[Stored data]

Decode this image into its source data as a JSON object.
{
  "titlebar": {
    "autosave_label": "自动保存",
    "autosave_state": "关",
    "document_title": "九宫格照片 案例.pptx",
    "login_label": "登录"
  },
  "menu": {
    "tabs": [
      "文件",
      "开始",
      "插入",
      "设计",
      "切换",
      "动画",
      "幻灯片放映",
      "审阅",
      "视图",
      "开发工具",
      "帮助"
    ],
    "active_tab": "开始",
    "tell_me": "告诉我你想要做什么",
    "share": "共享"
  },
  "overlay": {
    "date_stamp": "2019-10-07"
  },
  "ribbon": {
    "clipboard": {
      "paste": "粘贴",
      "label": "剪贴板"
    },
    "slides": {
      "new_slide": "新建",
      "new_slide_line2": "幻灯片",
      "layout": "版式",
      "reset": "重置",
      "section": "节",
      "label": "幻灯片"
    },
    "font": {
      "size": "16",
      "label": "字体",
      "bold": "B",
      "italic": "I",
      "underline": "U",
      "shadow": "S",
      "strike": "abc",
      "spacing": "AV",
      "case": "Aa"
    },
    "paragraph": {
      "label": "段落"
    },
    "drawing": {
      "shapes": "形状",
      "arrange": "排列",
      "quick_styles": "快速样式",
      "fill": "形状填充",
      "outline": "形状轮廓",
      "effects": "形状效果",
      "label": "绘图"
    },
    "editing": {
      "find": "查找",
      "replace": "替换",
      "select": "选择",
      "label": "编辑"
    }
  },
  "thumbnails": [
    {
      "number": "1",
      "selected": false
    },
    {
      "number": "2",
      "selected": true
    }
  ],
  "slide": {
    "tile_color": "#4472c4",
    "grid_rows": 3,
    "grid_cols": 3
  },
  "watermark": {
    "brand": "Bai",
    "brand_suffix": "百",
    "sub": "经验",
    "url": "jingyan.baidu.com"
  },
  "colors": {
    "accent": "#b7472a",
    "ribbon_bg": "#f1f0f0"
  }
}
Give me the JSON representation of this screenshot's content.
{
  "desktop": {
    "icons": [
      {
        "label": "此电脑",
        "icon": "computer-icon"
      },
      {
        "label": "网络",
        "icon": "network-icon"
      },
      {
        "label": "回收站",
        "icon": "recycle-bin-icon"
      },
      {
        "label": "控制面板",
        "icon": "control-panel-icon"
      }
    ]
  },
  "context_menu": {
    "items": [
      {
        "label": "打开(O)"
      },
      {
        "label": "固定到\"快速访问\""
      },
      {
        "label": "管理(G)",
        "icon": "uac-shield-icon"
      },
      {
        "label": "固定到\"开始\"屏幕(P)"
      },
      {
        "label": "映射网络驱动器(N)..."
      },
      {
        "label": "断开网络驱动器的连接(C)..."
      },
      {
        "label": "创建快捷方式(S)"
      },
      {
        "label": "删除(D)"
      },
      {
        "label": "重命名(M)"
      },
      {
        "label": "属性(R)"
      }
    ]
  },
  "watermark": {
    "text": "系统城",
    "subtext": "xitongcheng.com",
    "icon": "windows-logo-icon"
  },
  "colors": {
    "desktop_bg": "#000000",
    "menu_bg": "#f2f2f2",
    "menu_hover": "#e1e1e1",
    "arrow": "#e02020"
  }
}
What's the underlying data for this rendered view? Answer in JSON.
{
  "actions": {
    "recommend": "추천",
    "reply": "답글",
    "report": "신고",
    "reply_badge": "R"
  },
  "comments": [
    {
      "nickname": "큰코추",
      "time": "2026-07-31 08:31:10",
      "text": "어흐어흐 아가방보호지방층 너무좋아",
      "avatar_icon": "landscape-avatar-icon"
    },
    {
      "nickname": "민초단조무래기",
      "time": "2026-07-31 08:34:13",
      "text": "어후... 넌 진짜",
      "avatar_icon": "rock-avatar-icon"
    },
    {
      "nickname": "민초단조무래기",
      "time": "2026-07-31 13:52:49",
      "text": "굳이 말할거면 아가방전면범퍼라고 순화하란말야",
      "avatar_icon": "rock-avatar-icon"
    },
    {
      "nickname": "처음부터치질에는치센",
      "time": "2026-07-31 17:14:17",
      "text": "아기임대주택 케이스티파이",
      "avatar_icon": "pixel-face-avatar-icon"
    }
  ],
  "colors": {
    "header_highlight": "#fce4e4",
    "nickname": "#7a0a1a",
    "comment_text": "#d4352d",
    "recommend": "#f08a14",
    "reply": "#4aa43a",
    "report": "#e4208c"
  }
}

EXERCISE AIM: Retype the material above, line by line, exactly.

TASK SOLUTION:
Decode this image into its source data as a JSON object.
{
  "titlebar": {
    "autosave_label": "自动保存",
    "autosave_state": "关",
    "document_title": "九宫格照片 案例.pptx",
    "login_label": "登录"
  },
  "menu": {
    "tabs": [
      "文件",
      "开始",
      "插入",
      "设计",
      "切换",
      "动画",
      "幻灯片放映",
      "审阅",
      "视图",
      "开发工具",
      "帮助"
    ],
    "active_tab": "开始",
    "tell_me": "告诉我你想要做什么",
    "share": "共享"
  },
  "overlay": {
    "date_stamp": "2019-10-07"
  },
  "ribbon": {
    "clipboard": {
      "paste": "粘贴",
      "label": "剪贴板"
    },
    "slides": {
      "new_slide": "新建",
      "new_slide_line2": "幻灯片",
      "layout": "版式",
      "reset": "重置",
      "section": "节",
      "label": "幻灯片"
    },
    "font": {
      "size": "16",
      "label": "字体",
      "bold": "B",
      "italic": "I",
      "underline": "U",
      "shadow": "S",
      "strike": "abc",
      "spacing": "AV",
      "case": "Aa"
    },
    "paragraph": {
      "label": "段落"
    },
    "drawing": {
      "shapes": "形状",
      "arrange": "排列",
      "quick_styles": "快速样式",
      "fill": "形状填充",
      "outline": "形状轮廓",
      "effects": "形状效果",
      "label": "绘图"
    },
    "editing": {
      "find": "查找",
      "replace": "替换",
      "select": "选择",
      "label": "编辑"
    }
  },
  "thumbnails": [
    {
      "number": "1",
      "selected": false
    },
    {
      "number": "2",
      "selected": true
    }
  ],
  "slide": {
    "tile_color": "#4472c4",
    "grid_rows": 3,
    "grid_cols": 3
  },
  "watermark": {
    "brand": "Bai",
    "brand_suffix": "百",
    "sub": "经验",
    "url": "jingyan.baidu.com"
  },
  "colors": {
    "accent": "#b7472a",
    "ribbon_bg": "#f1f0f0"
  }
}
Give me the JSON representation of this screenshot's content.
{
  "desktop": {
    "icons": [
      {
        "label": "此电脑",
        "icon": "computer-icon"
      },
      {
        "label": "网络",
        "icon": "network-icon"
      },
      {
        "label": "回收站",
        "icon": "recycle-bin-icon"
      },
      {
        "label": "控制面板",
        "icon": "control-panel-icon"
      }
    ]
  },
  "context_menu": {
    "items": [
      {
        "label": "打开(O)"
      },
      {
        "label": "固定到\"快速访问\""
      },
      {
        "label": "管理(G)",
        "icon": "uac-shield-icon"
      },
      {
        "label": "固定到\"开始\"屏幕(P)"
      },
      {
        "label": "映射网络驱动器(N)..."
      },
      {
        "label": "断开网络驱动器的连接(C)..."
      },
      {
        "label": "创建快捷方式(S)"
      },
      {
        "label": "删除(D)"
      },
      {
        "label": "重命名(M)"
      },
      {
        "label": "属性(R)"
      }
    ]
  },
  "watermark": {
    "text": "系统城",
    "subtext": "xitongcheng.com",
    "icon": "windows-logo-icon"
  },
  "colors": {
    "desktop_bg": "#000000",
    "menu_bg": "#f2f2f2",
    "menu_hover": "#e1e1e1",
    "arrow": "#e02020"
  }
}
What's the underlying data for this rendered view? Answer in JSON.
{
  "actions": {
    "recommend": "추천",
    "reply": "답글",
    "report": "신고",
    "reply_badge": "R"
  },
  "comments": [
    {
      "nickname": "큰코추",
      "time": "2026-07-31 08:31:10",
      "text": "어흐어흐 아가방보호지방층 너무좋아",
      "avatar_icon": "landscape-avatar-icon"
    },
    {
      "nickname": "민초단조무래기",
      "time": "2026-07-31 08:34:13",
      "text": "어후... 넌 진짜",
      "avatar_icon": "rock-avatar-icon"
    },
    {
      "nickname": "민초단조무래기",
      "time": "2026-07-31 13:52:49",
      "text": "굳이 말할거면 아가방전면범퍼라고 순화하란말야",
      "avatar_icon": "rock-avatar-icon"
    },
    {
      "nickname": "처음부터치질에는치센",
      "time": "2026-07-31 17:14:17",
      "text": "아기임대주택 케이스티파이",
      "avatar_icon": "pixel-face-avatar-icon"
    }
  ],
  "colors": {
    "header_highlight": "#fce4e4",
    "nickname": "#7a0a1a",
    "comment_text": "#d4352d",
    "recommend": "#f08a14",
    "reply": "#4aa43a",
    "report": "#e4208c"
  }
}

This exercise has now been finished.